--- START ---

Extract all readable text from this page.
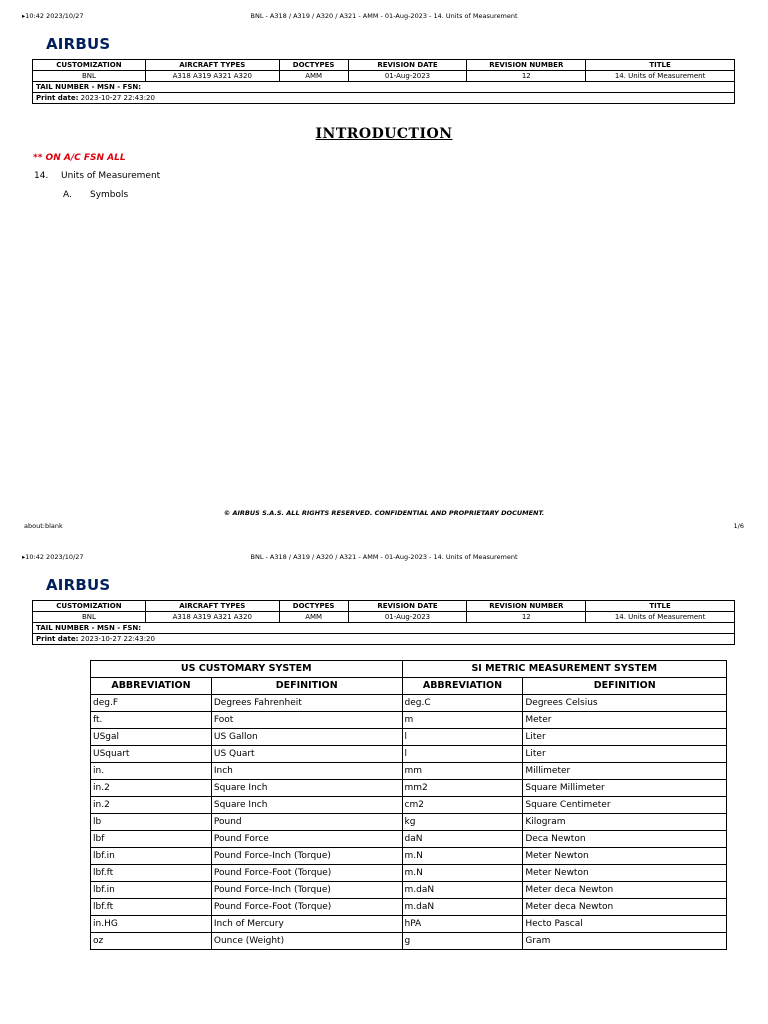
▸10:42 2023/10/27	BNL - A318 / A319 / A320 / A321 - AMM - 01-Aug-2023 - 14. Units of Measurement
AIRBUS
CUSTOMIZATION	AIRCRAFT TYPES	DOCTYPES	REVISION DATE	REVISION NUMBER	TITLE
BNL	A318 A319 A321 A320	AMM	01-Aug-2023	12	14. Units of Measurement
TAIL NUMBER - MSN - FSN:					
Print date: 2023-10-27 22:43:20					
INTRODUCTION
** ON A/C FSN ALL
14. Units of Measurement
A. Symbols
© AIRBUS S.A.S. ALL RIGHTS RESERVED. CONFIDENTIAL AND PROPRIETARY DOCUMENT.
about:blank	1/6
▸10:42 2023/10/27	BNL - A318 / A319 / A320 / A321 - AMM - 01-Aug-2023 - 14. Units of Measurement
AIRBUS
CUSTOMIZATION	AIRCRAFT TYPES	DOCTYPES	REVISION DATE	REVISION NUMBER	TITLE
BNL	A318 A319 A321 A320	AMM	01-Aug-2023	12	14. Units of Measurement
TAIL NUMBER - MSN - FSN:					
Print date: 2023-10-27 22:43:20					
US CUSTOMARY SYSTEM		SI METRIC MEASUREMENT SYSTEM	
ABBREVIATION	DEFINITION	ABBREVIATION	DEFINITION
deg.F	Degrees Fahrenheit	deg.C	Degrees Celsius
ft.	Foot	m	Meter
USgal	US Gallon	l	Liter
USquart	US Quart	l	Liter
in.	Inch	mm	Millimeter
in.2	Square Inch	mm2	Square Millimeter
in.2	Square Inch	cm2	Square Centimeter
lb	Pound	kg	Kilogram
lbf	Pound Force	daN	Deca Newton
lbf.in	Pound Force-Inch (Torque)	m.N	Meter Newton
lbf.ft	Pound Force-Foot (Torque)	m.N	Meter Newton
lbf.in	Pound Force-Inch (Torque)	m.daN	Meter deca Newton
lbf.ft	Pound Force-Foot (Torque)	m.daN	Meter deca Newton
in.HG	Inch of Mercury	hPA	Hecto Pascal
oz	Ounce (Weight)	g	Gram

--- END ---
--- START ---

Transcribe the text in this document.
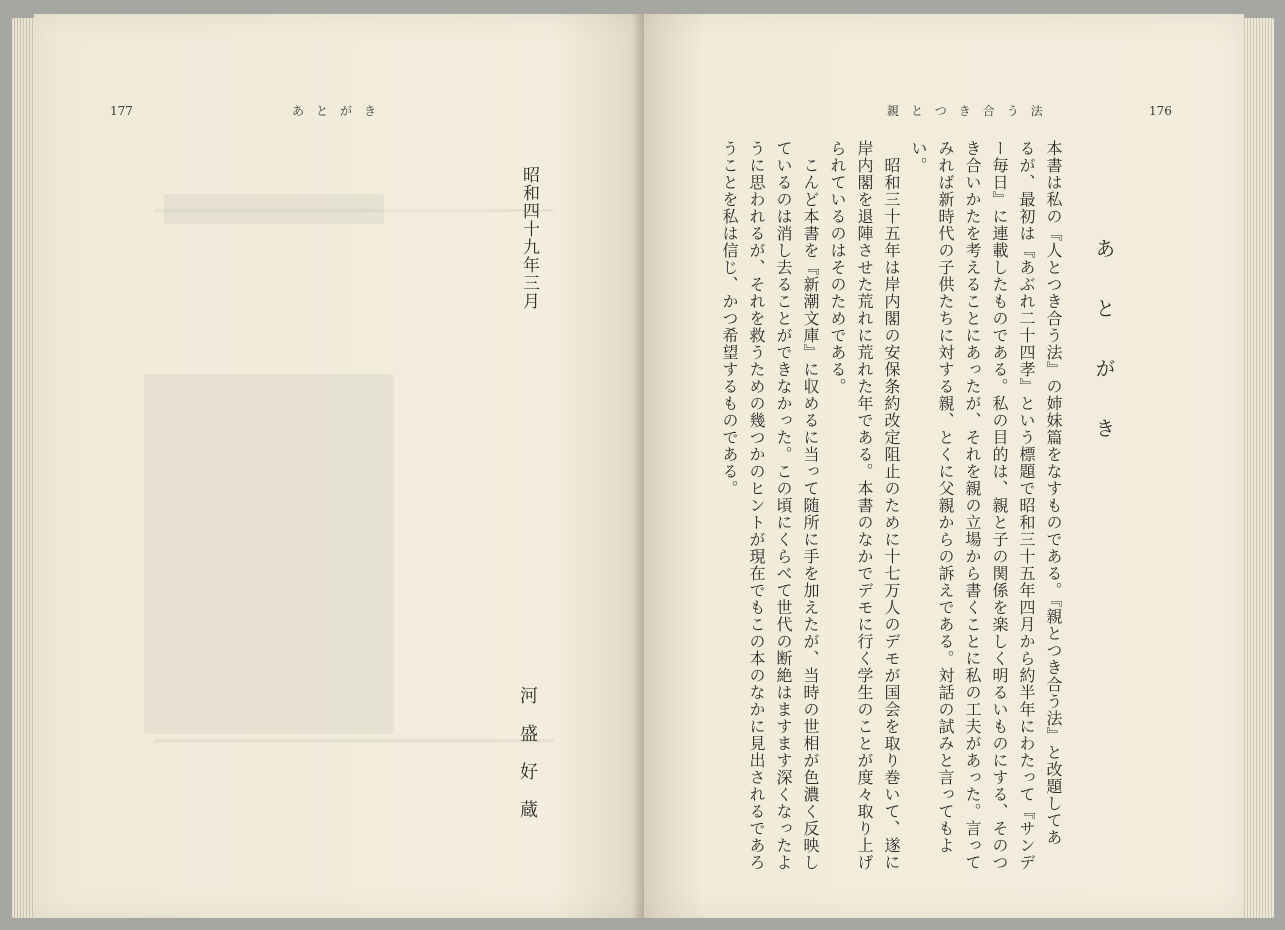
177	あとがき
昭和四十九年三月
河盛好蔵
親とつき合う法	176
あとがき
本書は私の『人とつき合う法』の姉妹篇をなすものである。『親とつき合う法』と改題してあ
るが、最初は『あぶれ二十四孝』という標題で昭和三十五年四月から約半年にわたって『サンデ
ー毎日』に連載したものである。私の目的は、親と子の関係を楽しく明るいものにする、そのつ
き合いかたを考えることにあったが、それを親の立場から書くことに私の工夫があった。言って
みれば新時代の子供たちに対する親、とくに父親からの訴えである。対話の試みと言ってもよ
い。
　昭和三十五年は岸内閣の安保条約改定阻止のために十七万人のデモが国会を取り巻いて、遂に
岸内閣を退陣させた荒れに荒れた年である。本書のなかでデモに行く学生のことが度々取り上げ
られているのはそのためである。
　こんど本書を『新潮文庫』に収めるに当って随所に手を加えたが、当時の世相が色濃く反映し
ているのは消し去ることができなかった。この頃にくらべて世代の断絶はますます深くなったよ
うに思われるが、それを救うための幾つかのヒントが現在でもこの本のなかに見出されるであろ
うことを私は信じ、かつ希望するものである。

--- END ---

◆ GIVEN PROBLEM ◆
Copy out each line in the listing that has the word "Millimeter".

◆ WRITTEN RESPONSE ◆
in.	Inch	mm	Millimeter
in.2	Square Inch	mm2	Square Millimeter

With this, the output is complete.